## [PAGE TEXT]
● ● ● ●

Woody relocates to London while Malick discovers America




Woody Allen has spent huge chunks of his career borrowing from such masters as Ingmar Bergman and Federico Fellini, but as I watched his latest picture, Match Point, the director that repeatedly came to mind was George Romero.

Like a zombie from Romero's Night of the Living Dead, Allen keeps rising from the dead, and no bullet to the brain -- or, more accurately, dismal reception to one of his lesser pictures -- has been potent enough to bring him down permanently. Since the end of the 1980s, every time critics were ready to write off Allen as a has-been, he would rebound with something on the order of Crimes and Misdemeanors or Bullets Over Broadway. But for the past decade, his output has been so inconsistent -- and his resume littered with so many out-and-out duds (Celebrity, Hollywood Ending) -- that scribes were positive his imagination had finally run its course.

● ● ● ●

Dataset items:

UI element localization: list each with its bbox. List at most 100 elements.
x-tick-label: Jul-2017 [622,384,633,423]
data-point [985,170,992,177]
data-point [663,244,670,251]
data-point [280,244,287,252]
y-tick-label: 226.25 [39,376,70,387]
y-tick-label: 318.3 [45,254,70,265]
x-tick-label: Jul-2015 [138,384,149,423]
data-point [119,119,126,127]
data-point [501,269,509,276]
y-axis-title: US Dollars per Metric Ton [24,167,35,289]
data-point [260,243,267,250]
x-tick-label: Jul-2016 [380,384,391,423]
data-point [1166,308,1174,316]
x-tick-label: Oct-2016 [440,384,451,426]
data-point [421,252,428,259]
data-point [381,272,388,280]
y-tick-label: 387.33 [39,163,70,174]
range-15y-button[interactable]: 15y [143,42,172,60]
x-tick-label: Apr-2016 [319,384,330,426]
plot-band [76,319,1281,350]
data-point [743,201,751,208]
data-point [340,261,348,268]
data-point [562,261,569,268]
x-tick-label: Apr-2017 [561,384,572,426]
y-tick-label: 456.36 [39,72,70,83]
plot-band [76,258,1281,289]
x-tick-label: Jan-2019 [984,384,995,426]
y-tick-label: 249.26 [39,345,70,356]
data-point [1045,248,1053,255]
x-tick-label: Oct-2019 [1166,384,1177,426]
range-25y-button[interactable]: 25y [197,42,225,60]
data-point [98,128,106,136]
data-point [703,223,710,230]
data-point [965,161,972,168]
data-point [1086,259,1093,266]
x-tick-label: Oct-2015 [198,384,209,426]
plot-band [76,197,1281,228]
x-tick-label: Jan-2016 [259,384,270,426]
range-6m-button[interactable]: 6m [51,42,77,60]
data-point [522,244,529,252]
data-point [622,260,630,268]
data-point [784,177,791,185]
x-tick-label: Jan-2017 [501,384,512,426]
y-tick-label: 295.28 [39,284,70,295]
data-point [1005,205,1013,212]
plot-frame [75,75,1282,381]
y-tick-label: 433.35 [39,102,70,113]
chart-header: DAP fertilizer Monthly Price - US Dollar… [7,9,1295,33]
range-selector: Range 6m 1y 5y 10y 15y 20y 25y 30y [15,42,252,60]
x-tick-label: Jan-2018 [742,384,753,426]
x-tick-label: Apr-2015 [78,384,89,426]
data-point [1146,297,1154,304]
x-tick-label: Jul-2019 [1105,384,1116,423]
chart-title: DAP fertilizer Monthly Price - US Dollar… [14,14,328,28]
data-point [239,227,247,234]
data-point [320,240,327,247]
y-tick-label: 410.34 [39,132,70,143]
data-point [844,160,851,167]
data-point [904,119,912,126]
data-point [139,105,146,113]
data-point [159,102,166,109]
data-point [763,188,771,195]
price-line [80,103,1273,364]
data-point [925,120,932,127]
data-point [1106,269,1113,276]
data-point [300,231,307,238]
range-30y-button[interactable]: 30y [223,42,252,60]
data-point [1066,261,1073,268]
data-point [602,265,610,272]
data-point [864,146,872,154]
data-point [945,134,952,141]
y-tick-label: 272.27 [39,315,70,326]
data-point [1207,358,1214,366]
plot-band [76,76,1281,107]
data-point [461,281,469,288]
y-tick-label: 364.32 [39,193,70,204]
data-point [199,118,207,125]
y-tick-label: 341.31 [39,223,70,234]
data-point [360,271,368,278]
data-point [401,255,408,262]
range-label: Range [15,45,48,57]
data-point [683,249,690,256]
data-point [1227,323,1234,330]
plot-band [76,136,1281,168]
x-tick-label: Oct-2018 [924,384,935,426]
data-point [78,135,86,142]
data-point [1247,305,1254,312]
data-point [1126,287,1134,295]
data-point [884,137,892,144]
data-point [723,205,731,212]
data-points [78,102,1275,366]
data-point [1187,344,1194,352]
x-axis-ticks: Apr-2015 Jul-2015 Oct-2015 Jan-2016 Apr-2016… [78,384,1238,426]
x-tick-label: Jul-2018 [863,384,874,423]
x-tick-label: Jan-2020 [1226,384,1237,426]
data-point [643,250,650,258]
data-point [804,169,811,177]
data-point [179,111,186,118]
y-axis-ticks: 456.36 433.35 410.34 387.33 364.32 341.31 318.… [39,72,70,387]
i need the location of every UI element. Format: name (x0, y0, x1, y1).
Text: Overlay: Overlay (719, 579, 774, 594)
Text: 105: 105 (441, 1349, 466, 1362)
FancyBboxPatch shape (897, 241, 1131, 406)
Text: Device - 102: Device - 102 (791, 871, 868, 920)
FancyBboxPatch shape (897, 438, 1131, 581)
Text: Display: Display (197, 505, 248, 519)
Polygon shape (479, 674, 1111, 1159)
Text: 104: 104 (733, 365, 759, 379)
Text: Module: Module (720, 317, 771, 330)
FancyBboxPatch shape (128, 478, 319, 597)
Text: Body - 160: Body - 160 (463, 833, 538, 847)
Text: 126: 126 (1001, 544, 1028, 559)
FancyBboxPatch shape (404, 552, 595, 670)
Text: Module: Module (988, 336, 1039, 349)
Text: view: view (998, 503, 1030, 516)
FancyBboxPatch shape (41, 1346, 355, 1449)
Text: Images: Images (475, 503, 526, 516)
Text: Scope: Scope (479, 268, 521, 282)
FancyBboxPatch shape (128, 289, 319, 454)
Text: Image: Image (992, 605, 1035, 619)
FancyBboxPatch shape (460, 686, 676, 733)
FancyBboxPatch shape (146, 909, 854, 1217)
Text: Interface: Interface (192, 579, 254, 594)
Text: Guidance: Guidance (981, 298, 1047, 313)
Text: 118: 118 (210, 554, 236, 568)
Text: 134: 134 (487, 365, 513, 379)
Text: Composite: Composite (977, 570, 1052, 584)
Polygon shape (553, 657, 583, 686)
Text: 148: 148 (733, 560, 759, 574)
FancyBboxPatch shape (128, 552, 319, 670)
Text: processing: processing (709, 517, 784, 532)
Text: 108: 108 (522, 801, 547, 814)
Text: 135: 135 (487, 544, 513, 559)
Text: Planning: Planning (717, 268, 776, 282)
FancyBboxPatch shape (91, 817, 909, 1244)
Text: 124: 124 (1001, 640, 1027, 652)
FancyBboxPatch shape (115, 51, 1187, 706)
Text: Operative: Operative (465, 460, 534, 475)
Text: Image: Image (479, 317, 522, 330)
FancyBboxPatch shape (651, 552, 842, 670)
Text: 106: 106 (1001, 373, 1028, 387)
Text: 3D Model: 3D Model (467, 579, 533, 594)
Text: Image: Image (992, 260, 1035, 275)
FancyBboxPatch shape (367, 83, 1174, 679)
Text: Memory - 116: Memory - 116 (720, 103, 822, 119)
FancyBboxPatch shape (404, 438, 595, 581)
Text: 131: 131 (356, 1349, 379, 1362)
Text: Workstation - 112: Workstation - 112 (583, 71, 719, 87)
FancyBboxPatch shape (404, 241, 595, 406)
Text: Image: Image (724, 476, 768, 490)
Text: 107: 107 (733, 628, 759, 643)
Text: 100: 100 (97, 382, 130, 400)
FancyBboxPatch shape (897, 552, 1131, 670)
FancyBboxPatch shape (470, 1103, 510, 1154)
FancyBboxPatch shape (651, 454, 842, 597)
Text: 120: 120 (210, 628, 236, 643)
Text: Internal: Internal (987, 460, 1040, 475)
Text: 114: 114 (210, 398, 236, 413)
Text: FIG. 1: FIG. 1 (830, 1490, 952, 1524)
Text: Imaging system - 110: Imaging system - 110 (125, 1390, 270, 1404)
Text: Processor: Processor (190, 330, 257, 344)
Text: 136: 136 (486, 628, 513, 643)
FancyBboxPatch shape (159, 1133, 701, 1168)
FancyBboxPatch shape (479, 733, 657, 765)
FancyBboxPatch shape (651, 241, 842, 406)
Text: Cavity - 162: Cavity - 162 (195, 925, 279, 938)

● ● ● ●

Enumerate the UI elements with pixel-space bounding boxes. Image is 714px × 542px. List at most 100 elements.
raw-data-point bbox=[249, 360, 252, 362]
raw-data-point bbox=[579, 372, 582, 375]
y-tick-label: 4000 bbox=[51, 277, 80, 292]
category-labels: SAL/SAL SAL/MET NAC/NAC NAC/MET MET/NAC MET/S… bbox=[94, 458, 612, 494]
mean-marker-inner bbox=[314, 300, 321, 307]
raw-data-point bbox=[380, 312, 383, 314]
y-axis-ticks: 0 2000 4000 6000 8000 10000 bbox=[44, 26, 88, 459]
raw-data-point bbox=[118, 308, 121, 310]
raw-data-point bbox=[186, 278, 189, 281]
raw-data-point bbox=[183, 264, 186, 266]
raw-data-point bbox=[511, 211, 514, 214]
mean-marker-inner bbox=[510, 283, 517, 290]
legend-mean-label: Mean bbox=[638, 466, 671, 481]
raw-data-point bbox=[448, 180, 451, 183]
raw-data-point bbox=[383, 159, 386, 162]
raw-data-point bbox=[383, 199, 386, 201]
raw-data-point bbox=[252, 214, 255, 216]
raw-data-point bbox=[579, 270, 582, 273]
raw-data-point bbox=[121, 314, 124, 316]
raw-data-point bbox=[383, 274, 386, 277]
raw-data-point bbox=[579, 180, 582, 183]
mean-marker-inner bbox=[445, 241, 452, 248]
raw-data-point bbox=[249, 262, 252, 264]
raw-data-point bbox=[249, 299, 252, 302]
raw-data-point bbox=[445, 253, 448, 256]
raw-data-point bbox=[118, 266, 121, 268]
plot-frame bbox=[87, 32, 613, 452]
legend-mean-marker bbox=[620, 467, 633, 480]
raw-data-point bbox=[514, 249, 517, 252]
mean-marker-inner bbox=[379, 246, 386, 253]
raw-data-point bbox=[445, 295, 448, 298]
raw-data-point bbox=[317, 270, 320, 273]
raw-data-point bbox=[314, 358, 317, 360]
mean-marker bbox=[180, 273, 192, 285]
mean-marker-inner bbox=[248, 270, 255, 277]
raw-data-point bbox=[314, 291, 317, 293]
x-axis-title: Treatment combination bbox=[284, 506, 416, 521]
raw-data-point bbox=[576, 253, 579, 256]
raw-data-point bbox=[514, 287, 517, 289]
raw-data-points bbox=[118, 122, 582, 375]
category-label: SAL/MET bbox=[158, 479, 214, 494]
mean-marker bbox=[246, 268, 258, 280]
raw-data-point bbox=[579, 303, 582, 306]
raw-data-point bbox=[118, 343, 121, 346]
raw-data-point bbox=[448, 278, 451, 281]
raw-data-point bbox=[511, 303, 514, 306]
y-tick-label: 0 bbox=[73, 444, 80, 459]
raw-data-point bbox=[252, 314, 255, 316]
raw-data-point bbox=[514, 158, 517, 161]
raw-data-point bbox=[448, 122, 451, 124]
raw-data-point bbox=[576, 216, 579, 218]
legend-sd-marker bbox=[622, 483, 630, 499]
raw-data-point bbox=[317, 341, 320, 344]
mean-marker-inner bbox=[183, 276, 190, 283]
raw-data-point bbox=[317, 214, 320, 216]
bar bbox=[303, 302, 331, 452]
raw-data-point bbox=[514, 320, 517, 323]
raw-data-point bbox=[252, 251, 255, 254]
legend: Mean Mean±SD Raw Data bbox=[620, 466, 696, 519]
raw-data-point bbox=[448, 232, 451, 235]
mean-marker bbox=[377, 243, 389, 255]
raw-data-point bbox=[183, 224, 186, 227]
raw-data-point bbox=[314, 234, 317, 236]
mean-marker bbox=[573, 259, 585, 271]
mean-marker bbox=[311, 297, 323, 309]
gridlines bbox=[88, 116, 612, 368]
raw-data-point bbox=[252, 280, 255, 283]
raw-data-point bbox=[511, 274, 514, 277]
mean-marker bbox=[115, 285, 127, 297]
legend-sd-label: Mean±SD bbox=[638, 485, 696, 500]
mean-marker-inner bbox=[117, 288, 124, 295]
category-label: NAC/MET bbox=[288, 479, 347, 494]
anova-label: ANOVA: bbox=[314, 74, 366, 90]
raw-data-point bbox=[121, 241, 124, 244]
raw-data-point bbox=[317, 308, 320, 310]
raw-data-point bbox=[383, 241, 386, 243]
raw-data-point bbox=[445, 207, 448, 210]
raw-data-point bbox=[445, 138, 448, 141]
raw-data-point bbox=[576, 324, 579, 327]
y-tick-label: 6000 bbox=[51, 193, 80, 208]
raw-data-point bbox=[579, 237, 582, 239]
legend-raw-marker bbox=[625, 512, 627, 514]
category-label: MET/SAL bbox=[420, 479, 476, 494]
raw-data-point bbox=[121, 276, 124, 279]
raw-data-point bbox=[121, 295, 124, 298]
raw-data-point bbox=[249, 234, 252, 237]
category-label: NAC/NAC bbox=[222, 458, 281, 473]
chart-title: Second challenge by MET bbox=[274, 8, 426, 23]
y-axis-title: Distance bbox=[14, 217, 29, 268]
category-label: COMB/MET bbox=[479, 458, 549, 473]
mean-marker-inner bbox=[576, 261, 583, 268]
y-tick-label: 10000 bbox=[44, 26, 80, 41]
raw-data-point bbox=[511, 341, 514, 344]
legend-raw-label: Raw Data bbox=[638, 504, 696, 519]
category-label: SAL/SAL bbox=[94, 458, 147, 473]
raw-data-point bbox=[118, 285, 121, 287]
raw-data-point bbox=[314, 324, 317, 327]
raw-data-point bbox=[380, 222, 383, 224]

● ● ● ●

## [THE TASKS]
1) Answer these from the Woody Allen review:
(a) Which director repeatedly came to mind as the writer watched Match Point?
(b) Which two films are named as Allen's rebounds since the end of the 1980s?
(c) Which two films are called out-and-out duds?
2) Duplicate the stretch of the Woody Allen review from "Like a zombie" through "run its course.".
3) Does each statement agree with the Woody Allen review? Give yes or no, and quote the words that decide it.
(a) Match Point is described as Allen's latest picture.
(b) The writer likens Allen to a zombie from Romero's Dawn of the Dead.
(c) Allen's output over the past decade is called consistent.
Nothing in the dataset items is needed here.

## [SOLVED PROBLEMS]
1)
(a) George Romero
(b) Crimes and Misdemeanors and Bullets Over Broadway
(c) Celebrity and Hollywood Ending

2)
Like a zombie from Romero's Night of the Living Dead, Allen keeps rising from the dead, and no bullet to the brain -- or, more accurately, dismal reception to one of his lesser pictures -- has been potent enough to bring him down permanently. Since the end of the 1980s, every time critics were ready to write off Allen as a has-been, he would rebound with something on the order of Crimes and Misdemeanors or Bullets Over Broadway. But for the past decade, his output has been so inconsistent -- and his resume littered with so many out-and-out duds (Celebrity, Hollywood Ending) -- that scribes were positive his imagination had finally run its course.

3)
(a) Yes: "his latest picture, Match Point"
(b) No: "Like a zombie from Romero's Night of the Living Dead"
(c) No: "his output has been so inconsistent"